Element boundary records
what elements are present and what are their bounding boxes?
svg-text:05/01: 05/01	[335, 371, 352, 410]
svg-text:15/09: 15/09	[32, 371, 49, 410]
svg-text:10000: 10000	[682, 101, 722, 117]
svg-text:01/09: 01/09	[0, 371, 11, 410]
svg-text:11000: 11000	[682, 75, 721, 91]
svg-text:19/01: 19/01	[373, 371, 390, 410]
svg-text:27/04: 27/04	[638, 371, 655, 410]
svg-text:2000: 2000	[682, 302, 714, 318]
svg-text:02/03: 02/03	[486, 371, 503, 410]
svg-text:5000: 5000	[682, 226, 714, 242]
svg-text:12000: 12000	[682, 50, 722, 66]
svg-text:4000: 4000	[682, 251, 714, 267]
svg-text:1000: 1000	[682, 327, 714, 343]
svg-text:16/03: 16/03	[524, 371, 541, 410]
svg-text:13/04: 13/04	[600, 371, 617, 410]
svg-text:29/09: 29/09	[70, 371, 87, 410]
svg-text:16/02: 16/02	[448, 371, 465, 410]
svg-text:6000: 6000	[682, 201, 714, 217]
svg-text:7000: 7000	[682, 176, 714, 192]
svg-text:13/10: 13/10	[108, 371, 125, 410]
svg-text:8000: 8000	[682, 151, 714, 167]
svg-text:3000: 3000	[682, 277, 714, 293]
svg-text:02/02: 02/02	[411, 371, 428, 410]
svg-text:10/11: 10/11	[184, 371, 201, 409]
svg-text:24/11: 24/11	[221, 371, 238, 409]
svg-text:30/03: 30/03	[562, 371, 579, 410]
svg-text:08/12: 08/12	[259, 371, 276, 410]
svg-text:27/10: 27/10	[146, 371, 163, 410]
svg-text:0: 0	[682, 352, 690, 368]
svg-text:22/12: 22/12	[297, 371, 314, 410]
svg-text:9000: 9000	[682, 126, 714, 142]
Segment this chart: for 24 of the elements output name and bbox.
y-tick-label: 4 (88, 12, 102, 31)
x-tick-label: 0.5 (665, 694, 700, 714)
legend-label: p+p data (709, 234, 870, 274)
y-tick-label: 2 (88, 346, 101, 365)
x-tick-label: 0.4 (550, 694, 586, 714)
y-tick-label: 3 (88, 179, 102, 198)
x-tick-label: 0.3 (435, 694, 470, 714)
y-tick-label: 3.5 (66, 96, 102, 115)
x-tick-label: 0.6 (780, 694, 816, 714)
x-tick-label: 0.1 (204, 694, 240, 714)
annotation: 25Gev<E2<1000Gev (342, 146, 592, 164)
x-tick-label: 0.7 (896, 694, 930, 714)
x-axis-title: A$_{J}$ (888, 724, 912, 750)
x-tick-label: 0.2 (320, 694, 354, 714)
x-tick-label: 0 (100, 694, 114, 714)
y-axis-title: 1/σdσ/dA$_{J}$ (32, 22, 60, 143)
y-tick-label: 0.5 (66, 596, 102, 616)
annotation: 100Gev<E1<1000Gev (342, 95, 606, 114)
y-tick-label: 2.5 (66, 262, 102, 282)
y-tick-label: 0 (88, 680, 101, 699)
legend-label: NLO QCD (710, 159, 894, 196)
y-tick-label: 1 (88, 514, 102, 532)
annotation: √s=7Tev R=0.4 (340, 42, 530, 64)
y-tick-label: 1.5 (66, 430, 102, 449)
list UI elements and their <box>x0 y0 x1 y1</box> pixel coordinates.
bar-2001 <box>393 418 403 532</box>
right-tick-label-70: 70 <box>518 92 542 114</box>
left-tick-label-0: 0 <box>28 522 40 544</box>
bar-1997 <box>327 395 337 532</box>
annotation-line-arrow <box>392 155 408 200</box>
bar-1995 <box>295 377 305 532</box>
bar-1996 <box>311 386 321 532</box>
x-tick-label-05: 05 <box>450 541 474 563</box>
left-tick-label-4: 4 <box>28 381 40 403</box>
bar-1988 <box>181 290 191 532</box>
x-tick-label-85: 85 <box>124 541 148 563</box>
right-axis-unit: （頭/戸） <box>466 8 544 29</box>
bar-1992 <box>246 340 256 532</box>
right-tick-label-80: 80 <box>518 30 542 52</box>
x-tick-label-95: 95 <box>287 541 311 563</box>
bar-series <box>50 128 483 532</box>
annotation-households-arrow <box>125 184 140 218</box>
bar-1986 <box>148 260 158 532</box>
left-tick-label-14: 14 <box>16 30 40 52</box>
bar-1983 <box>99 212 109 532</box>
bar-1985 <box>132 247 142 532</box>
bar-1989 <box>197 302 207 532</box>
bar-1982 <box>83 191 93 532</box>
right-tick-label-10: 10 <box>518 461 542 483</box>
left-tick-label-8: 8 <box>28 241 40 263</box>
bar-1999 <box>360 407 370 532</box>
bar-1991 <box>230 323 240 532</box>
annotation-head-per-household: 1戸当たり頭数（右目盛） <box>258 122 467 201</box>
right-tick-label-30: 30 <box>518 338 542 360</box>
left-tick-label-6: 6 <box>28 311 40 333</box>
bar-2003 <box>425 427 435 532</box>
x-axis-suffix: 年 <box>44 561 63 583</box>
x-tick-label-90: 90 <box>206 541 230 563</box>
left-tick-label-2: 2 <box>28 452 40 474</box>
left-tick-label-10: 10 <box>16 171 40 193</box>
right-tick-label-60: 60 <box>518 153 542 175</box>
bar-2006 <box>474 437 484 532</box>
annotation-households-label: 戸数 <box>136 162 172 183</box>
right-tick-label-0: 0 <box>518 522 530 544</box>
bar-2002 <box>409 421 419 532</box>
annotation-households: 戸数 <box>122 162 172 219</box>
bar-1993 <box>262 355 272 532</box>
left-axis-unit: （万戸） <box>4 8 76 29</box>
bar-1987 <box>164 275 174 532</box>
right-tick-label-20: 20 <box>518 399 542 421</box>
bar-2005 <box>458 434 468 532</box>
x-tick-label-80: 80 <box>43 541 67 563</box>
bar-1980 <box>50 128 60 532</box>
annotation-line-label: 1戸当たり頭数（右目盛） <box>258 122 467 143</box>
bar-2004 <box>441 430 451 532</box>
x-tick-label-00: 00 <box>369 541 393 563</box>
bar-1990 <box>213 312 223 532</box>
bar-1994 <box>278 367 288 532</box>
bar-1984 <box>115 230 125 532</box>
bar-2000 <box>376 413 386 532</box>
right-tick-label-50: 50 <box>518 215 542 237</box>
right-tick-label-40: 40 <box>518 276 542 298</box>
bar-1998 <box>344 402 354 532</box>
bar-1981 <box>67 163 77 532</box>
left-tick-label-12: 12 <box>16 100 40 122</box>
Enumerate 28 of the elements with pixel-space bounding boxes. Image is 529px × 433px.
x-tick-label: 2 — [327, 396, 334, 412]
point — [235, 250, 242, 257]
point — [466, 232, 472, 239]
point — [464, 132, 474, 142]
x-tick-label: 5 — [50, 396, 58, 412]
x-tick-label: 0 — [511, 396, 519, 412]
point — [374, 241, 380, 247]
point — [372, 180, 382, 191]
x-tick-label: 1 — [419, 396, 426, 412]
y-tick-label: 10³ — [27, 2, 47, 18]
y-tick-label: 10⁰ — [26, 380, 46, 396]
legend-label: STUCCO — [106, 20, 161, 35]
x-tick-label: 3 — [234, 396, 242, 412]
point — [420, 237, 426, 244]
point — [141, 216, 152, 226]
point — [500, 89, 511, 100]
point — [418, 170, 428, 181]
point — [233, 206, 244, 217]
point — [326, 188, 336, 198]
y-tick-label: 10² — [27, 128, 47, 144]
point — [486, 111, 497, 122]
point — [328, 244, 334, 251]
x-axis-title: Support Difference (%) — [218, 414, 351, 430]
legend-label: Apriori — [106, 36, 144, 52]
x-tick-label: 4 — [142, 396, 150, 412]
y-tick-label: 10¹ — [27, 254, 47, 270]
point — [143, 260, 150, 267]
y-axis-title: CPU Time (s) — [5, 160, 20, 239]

> _DIRECTIONS_: Print the stretch of the records from the start through the line containing "327, 714, 343]", including both of those lines, and nothing else.

> _RESPONSE TO THE TASK_:
what elements are present and what are their bounding boxes?
svg-text:05/01: 05/01	[335, 371, 352, 410]
svg-text:15/09: 15/09	[32, 371, 49, 410]
svg-text:10000: 10000	[682, 101, 722, 117]
svg-text:01/09: 01/09	[0, 371, 11, 410]
svg-text:11000: 11000	[682, 75, 721, 91]
svg-text:19/01: 19/01	[373, 371, 390, 410]
svg-text:27/04: 27/04	[638, 371, 655, 410]
svg-text:2000: 2000	[682, 302, 714, 318]
svg-text:02/03: 02/03	[486, 371, 503, 410]
svg-text:5000: 5000	[682, 226, 714, 242]
svg-text:12000: 12000	[682, 50, 722, 66]
svg-text:4000: 4000	[682, 251, 714, 267]
svg-text:1000: 1000	[682, 327, 714, 343]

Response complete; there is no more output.